[Data excerpts]
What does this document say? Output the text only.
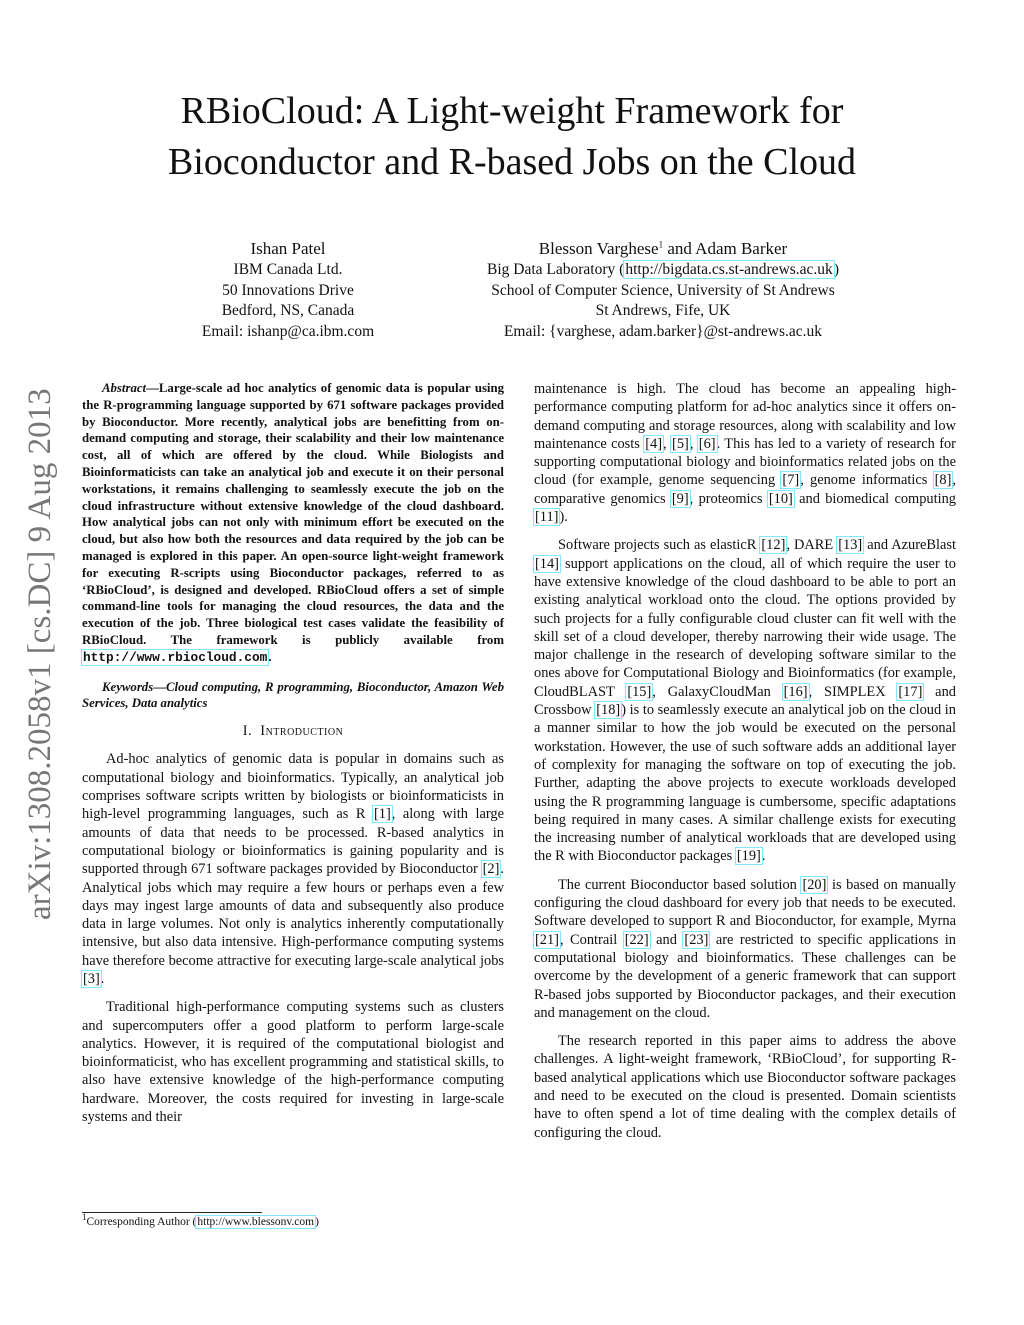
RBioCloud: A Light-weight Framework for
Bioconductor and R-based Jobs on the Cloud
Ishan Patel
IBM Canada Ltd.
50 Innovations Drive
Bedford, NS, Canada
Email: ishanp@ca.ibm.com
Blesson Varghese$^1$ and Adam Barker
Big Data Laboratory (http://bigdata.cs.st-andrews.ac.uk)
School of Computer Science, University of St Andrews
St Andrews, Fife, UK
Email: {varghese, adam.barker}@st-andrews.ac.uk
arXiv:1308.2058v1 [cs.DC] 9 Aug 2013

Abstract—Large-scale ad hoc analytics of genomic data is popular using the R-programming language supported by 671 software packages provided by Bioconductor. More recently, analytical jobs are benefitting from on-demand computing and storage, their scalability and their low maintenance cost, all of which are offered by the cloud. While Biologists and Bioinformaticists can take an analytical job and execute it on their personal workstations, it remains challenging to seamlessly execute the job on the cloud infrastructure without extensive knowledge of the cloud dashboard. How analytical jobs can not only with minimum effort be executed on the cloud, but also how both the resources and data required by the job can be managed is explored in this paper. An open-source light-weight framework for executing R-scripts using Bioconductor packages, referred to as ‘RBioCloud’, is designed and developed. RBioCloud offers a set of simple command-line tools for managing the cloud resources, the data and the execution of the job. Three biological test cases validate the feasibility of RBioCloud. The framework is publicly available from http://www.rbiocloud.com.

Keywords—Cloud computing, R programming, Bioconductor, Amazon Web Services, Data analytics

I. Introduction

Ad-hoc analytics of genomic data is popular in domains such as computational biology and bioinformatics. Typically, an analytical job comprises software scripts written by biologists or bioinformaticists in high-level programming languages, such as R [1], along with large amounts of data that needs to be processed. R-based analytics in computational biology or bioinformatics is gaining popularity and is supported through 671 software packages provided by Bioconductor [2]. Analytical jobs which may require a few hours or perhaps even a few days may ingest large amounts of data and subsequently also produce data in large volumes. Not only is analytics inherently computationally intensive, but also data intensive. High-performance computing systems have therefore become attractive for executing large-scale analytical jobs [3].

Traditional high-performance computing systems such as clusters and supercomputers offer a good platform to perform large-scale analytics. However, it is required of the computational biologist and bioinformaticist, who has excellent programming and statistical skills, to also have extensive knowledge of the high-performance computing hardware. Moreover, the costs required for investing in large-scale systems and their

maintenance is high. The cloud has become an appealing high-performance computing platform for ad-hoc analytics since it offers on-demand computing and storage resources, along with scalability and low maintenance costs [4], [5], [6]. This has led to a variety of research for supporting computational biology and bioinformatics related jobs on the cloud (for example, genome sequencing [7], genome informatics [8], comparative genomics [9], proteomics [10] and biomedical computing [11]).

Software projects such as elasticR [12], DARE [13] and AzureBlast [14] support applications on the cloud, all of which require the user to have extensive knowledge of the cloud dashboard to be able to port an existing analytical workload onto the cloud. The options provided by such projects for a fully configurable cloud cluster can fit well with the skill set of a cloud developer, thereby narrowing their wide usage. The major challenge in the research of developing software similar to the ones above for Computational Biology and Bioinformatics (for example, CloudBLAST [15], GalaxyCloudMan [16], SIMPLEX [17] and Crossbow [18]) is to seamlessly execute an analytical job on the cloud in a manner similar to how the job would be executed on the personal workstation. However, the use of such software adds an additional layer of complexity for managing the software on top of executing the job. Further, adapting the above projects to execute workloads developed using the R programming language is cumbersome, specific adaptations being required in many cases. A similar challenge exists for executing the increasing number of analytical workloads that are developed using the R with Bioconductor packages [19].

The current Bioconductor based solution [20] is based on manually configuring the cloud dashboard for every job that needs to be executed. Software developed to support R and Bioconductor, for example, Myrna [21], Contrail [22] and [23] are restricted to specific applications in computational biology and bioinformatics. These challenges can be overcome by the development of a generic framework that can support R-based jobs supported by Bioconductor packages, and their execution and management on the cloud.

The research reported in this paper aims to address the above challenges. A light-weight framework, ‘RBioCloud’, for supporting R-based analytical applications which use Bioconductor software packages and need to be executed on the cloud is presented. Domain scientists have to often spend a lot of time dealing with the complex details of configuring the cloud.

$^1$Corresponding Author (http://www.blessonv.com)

◆ About this exercise: The lines in the records above that include the word "Email" must be copied out.

◆ Answer space:
Email: ishanp@ca.ibm.com
Email: {varghese, adam.barker}@st-andrews.ac.uk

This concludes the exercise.